RECORDS TO PROCESS ::
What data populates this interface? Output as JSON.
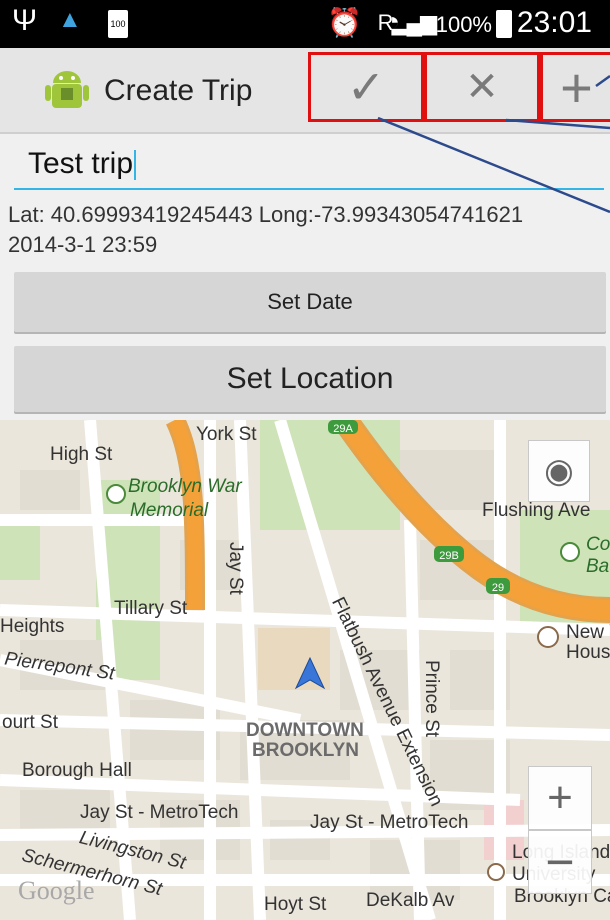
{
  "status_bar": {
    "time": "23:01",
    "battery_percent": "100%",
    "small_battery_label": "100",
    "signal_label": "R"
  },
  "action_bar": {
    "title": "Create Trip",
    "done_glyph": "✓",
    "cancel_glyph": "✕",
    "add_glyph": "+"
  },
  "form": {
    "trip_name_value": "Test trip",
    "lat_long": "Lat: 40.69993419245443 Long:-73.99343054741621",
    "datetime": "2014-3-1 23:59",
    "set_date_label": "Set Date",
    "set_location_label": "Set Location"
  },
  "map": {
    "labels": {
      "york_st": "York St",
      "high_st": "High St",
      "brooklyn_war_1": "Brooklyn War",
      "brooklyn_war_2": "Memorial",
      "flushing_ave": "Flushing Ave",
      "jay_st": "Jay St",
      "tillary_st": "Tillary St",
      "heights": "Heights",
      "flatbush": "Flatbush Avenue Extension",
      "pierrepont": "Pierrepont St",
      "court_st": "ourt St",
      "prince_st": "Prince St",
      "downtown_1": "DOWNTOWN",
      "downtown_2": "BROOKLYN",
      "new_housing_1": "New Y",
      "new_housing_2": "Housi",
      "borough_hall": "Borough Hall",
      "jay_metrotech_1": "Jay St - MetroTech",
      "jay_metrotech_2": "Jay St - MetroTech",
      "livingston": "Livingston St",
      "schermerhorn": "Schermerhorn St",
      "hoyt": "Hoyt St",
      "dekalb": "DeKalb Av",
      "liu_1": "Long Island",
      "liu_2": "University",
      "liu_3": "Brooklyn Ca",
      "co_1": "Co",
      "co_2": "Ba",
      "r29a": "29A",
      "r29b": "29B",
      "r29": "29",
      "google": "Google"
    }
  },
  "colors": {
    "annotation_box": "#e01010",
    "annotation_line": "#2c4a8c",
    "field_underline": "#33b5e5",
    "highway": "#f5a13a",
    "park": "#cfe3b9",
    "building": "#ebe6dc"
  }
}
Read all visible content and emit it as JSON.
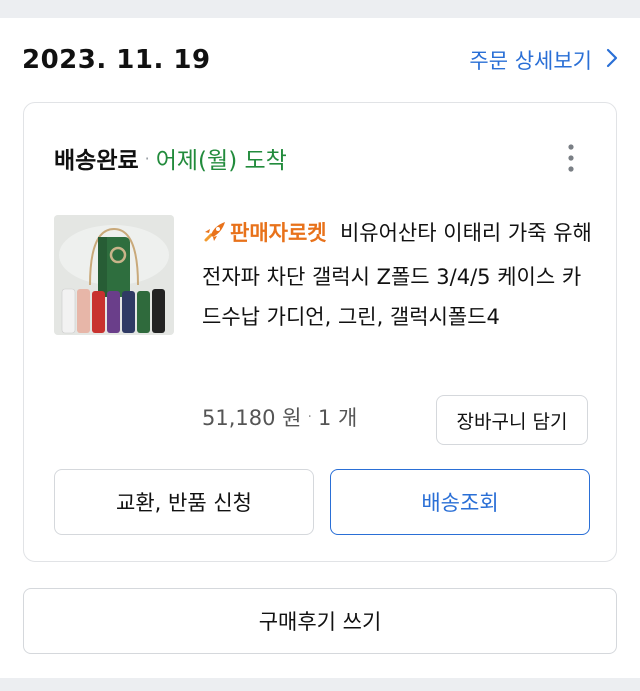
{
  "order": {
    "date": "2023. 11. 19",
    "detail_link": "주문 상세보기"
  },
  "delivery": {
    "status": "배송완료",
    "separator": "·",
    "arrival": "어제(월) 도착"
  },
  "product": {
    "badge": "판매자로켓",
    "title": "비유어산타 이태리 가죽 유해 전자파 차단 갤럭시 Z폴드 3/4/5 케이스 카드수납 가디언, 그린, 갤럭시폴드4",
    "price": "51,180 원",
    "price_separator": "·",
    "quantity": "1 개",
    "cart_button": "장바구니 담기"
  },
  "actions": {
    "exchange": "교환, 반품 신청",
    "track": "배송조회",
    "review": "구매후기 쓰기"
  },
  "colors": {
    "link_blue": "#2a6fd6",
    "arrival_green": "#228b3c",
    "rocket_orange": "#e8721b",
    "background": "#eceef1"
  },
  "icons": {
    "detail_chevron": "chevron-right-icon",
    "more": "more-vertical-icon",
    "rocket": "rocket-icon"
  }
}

STATED GOAL ::
Write out every record above exactly as it stands, but leave out the pictures.

WRITTEN RESPONSE ::
What data populates this interface? Output as JSON.
{
  "status_bar": {
    "time": "23:01",
    "battery_percent": "100%",
    "small_battery_label": "100",
    "signal_label": "R"
  },
  "action_bar": {
    "title": "Create Trip",
    "done_glyph": "✓",
    "cancel_glyph": "✕",
    "add_glyph": "+"
  },
  "form": {
    "trip_name_value": "Test trip",
    "lat_long": "Lat: 40.69993419245443 Long:-73.99343054741621",
    "datetime": "2014-3-1 23:59",
    "set_date_label": "Set Date",
    "set_location_label": "Set Location"
  },
  "map": {
    "labels": {
      "york_st": "York St",
      "high_st": "High St",
      "brooklyn_war_1": "Brooklyn War",
      "brooklyn_war_2": "Memorial",
      "flushing_ave": "Flushing Ave",
      "jay_st": "Jay St",
      "tillary_st": "Tillary St",
      "heights": "Heights",
      "flatbush": "Flatbush Avenue Extension",
      "pierrepont": "Pierrepont St",
      "court_st": "ourt St",
      "prince_st": "Prince St",
      "downtown_1": "DOWNTOWN",
      "downtown_2": "BROOKLYN",
      "new_housing_1": "New Y",
      "new_housing_2": "Housi",
      "borough_hall": "Borough Hall",
      "jay_metrotech_1": "Jay St - MetroTech",
      "jay_metrotech_2": "Jay St - MetroTech",
      "livingston": "Livingston St",
      "schermerhorn": "Schermerhorn St",
      "hoyt": "Hoyt St",
      "dekalb": "DeKalb Av",
      "liu_1": "Long Island",
      "liu_2": "University",
      "liu_3": "Brooklyn Ca",
      "co_1": "Co",
      "co_2": "Ba",
      "r29a": "29A",
      "r29b": "29B",
      "r29": "29",
      "google": "Google"
    }
  },
  "colors": {
    "annotation_box": "#e01010",
    "annotation_line": "#2c4a8c",
    "field_underline": "#33b5e5",
    "highway": "#f5a13a",
    "park": "#cfe3b9",
    "building": "#ebe6dc"
  }
}
Read all visible content and emit it as JSON.
{
  "order": {
    "date": "2023. 11. 19",
    "detail_link": "주문 상세보기"
  },
  "delivery": {
    "status": "배송완료",
    "separator": "·",
    "arrival": "어제(월) 도착"
  },
  "product": {
    "badge": "판매자로켓",
    "title": "비유어산타 이태리 가죽 유해 전자파 차단 갤럭시 Z폴드 3/4/5 케이스 카드수납 가디언, 그린, 갤럭시폴드4",
    "price": "51,180 원",
    "price_separator": "·",
    "quantity": "1 개",
    "cart_button": "장바구니 담기"
  },
  "actions": {
    "exchange": "교환, 반품 신청",
    "track": "배송조회",
    "review": "구매후기 쓰기"
  },
  "colors": {
    "link_blue": "#2a6fd6",
    "arrival_green": "#228b3c",
    "rocket_orange": "#e8721b",
    "background": "#eceef1"
  },
  "icons": {
    "detail_chevron": "chevron-right-icon",
    "more": "more-vertical-icon",
    "rocket": "rocket-icon"
  }
}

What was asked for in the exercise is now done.